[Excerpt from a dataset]
◇ ◇ ◇ ◇ ◇

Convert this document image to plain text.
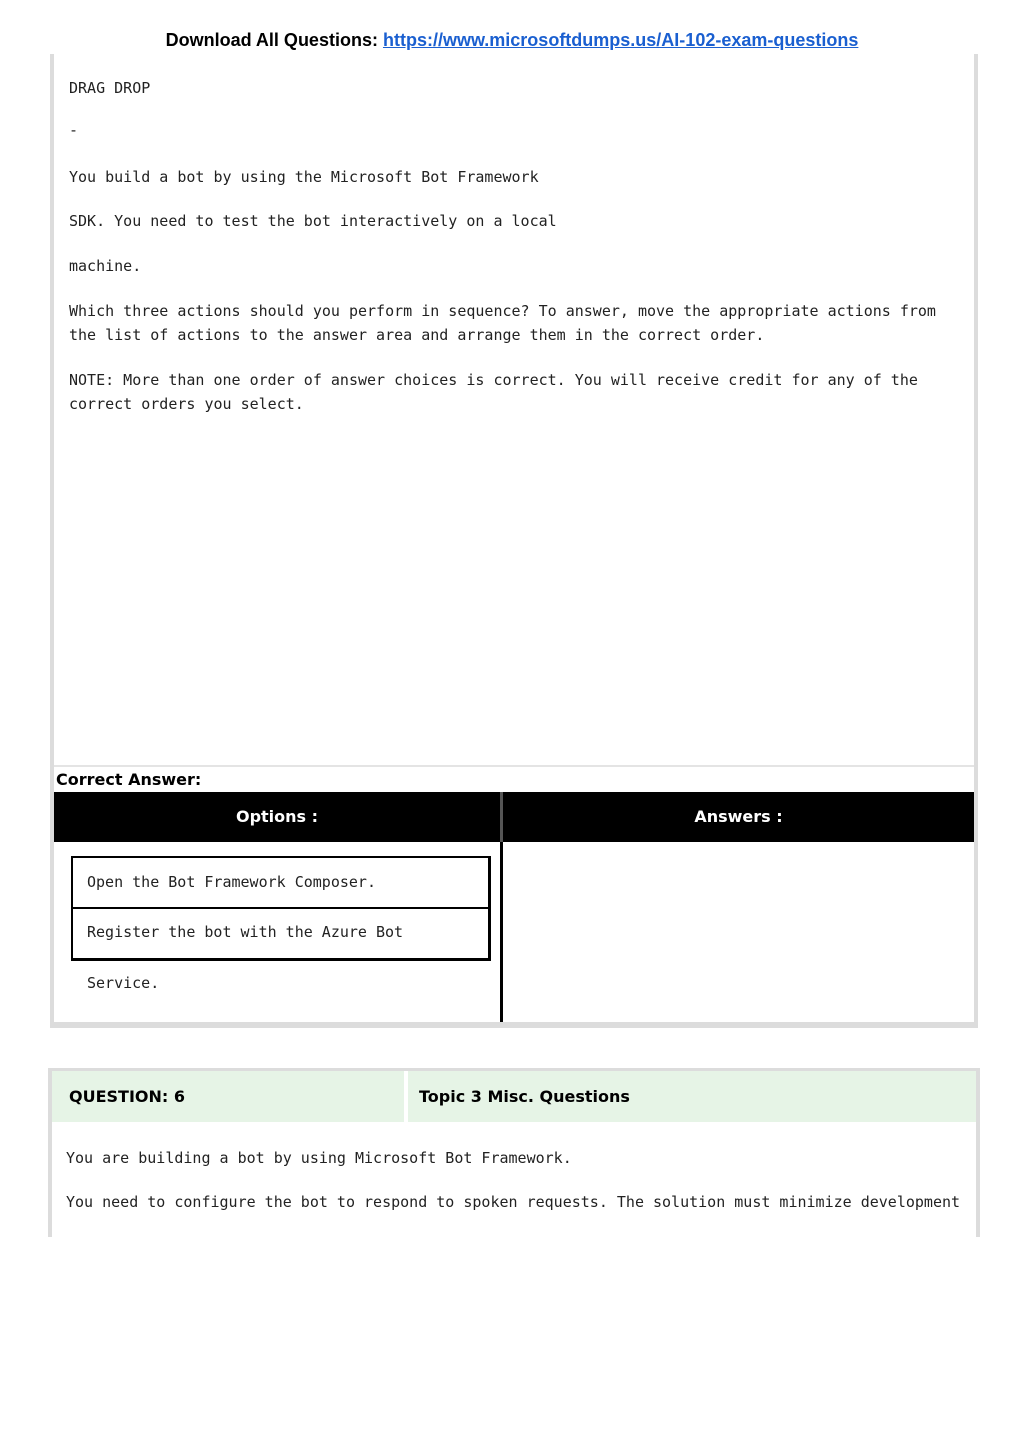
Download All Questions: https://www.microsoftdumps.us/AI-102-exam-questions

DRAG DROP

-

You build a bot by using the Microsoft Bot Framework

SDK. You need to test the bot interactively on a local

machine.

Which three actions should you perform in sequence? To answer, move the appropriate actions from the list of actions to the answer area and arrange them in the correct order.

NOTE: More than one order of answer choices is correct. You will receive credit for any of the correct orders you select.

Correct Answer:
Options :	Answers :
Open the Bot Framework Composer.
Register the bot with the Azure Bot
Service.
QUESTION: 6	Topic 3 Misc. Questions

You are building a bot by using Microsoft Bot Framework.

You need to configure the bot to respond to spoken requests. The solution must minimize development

◇ ◇ ◇ ◇ ◇

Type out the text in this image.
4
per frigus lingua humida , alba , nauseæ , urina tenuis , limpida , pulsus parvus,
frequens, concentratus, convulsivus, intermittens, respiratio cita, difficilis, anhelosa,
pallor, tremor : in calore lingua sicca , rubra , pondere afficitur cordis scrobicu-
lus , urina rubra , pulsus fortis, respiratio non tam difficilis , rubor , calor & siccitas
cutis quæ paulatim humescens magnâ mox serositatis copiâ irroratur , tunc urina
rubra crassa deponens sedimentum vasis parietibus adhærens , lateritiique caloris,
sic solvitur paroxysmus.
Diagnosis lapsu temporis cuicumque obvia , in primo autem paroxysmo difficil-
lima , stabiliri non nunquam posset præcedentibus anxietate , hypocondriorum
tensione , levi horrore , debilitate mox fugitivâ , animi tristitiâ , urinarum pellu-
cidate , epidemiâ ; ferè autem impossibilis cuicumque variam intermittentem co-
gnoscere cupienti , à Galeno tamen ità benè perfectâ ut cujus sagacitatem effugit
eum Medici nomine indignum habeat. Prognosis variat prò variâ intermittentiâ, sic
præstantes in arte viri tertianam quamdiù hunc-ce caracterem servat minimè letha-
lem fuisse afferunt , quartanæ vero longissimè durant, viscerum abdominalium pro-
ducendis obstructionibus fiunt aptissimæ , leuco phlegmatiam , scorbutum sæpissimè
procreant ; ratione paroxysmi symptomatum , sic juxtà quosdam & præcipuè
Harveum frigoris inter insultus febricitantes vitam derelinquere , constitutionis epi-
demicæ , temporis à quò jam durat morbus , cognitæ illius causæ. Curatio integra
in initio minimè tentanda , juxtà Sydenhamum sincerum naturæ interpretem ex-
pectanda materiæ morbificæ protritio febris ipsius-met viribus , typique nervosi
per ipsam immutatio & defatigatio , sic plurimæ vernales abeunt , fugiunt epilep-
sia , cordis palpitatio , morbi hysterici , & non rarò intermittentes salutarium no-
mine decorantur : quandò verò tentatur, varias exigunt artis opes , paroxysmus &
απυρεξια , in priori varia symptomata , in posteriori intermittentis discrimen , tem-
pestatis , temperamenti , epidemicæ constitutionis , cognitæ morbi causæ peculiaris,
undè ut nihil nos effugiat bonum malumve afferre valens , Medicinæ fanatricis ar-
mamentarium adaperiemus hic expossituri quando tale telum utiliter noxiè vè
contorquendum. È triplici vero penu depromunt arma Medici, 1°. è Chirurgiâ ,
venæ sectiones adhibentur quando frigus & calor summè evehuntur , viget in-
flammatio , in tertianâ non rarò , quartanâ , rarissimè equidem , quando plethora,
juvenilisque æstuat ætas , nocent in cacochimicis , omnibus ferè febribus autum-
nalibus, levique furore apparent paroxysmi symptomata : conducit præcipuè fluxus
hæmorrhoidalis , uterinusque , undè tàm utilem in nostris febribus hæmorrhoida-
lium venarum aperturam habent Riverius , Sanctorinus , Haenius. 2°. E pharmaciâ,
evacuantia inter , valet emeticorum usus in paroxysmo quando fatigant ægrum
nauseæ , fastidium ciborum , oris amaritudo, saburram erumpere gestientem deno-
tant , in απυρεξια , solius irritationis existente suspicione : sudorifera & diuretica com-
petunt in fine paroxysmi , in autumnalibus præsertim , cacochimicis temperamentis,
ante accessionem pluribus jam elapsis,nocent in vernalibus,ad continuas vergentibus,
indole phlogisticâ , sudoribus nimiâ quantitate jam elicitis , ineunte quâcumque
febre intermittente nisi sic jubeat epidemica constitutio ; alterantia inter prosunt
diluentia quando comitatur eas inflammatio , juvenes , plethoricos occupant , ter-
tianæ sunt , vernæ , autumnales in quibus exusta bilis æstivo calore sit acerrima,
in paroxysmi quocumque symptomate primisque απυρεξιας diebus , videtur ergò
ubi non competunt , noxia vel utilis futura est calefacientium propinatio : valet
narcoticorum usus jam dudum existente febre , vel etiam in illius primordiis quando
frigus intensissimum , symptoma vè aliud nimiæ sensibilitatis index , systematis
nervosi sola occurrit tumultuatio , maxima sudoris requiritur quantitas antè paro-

◇ ◇ ◇ ◇ ◇

■ JOB ■
Each line in the data that holds the string "præcipuè" should be found and copied.

■ WRITTEN RESPONSE ■
procreant ; ratione paroxysmi symptomatum , sic juxtà quosdam & præcipuè
nalibus, levique furore apparent paroxysmi symptomata : conducit præcipuè fluxus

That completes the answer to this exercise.